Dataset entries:
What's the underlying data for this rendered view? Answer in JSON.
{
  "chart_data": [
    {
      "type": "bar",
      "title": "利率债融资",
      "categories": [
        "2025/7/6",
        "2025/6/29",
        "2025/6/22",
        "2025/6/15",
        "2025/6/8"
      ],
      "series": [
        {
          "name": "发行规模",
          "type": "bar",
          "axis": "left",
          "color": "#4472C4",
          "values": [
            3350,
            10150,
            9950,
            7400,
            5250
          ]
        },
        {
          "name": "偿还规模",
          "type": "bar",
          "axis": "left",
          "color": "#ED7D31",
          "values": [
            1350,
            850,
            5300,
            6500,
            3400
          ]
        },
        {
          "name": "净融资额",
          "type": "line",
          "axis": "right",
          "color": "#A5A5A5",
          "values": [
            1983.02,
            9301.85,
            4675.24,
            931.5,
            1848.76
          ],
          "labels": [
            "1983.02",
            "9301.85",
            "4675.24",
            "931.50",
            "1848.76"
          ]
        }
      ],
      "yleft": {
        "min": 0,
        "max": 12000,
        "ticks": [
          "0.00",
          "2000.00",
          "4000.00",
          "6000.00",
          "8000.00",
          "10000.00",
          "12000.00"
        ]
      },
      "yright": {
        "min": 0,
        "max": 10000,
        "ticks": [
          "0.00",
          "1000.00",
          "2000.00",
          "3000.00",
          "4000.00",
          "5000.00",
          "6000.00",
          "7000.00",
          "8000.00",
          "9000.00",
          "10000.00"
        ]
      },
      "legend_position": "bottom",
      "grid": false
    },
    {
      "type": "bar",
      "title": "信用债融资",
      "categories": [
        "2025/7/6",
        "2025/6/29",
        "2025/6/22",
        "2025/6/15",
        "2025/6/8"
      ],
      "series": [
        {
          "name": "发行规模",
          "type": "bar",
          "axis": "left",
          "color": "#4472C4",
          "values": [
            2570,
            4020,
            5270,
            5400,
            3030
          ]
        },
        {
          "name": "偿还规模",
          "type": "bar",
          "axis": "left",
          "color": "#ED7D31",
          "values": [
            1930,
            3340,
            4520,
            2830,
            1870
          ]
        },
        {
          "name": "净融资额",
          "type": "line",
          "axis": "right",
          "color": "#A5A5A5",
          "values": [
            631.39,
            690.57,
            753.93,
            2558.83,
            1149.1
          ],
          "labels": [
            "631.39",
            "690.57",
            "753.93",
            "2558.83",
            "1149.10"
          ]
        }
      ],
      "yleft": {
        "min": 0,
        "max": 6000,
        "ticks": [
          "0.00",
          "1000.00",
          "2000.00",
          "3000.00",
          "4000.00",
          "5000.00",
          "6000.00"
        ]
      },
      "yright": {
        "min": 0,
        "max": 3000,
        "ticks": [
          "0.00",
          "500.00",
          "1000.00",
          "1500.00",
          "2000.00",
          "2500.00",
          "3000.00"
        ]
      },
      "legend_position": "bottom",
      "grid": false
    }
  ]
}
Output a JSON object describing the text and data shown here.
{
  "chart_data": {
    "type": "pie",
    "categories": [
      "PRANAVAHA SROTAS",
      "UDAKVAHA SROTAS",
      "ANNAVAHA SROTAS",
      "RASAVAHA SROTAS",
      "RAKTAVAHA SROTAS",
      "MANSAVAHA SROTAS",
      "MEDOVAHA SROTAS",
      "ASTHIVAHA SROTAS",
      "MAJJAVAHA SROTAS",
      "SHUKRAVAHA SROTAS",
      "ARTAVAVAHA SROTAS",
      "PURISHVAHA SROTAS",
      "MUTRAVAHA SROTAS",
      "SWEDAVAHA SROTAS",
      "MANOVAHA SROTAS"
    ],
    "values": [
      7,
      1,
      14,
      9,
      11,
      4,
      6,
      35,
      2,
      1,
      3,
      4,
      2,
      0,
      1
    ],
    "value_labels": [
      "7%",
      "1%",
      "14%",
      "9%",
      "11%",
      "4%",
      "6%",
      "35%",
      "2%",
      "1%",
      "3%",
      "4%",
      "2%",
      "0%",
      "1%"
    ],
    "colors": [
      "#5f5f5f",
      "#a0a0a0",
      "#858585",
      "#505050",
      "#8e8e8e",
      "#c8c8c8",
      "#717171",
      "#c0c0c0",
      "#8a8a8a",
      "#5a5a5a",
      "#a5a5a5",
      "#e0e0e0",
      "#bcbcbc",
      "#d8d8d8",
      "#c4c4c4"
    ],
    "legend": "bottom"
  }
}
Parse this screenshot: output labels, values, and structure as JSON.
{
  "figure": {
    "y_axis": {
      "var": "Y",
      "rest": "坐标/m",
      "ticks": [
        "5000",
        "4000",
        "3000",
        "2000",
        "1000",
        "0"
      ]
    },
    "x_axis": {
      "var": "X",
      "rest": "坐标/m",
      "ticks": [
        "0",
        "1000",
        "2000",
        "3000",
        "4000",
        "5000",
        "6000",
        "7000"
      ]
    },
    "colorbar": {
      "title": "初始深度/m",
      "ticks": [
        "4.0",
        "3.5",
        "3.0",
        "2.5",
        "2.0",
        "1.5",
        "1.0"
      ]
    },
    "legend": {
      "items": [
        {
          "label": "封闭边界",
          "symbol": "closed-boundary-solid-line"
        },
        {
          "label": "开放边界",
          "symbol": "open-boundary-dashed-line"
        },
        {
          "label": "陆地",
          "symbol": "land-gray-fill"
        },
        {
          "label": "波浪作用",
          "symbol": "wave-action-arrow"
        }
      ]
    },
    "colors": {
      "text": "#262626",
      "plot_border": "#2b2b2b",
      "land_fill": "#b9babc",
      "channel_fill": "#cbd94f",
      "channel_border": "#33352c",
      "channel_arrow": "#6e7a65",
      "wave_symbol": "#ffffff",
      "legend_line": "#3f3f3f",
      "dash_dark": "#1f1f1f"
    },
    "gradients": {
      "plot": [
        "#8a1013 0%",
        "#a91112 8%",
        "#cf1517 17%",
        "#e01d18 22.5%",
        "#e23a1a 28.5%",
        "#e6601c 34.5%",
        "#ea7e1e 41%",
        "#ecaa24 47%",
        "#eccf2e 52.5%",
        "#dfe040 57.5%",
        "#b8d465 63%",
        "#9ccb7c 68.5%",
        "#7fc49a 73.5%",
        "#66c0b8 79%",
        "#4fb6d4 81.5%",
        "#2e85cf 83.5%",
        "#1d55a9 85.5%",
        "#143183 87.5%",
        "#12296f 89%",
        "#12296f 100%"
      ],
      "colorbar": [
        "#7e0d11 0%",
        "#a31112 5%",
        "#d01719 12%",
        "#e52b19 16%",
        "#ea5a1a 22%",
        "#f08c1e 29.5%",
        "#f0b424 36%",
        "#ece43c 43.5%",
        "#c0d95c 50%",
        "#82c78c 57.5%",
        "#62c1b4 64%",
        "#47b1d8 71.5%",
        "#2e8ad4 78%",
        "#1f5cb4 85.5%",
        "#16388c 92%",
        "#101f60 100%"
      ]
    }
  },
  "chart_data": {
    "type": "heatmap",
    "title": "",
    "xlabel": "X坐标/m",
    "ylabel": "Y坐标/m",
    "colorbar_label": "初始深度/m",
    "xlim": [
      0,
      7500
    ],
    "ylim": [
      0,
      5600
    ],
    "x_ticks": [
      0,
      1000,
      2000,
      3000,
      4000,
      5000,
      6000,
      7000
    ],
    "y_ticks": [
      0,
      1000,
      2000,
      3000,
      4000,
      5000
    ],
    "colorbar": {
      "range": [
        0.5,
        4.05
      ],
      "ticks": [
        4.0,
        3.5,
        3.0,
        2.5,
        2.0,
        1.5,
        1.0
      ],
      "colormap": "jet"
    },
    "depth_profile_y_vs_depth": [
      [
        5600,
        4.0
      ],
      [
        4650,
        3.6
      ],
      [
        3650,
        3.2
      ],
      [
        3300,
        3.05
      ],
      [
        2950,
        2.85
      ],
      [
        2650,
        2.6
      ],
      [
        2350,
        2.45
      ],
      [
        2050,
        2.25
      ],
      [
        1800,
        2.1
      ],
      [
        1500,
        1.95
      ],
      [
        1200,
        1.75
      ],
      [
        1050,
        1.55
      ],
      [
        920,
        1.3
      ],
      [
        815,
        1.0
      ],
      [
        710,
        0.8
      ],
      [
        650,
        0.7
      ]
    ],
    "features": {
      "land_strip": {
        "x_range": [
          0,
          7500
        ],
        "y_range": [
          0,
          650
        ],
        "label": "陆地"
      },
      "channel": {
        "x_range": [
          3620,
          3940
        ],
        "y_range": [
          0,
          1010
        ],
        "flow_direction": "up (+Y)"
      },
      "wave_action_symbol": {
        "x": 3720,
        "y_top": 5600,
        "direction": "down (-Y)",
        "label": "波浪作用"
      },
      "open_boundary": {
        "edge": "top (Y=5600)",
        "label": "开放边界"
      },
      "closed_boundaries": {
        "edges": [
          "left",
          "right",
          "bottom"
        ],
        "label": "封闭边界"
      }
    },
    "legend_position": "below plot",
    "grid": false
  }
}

Goal:
Scan the material for lines with the word "title", and copy each line you find.

Result:
      "title": "利率债融资",
      "title": "信用债融资",
      "title": "初始深度/m",
    "title": "",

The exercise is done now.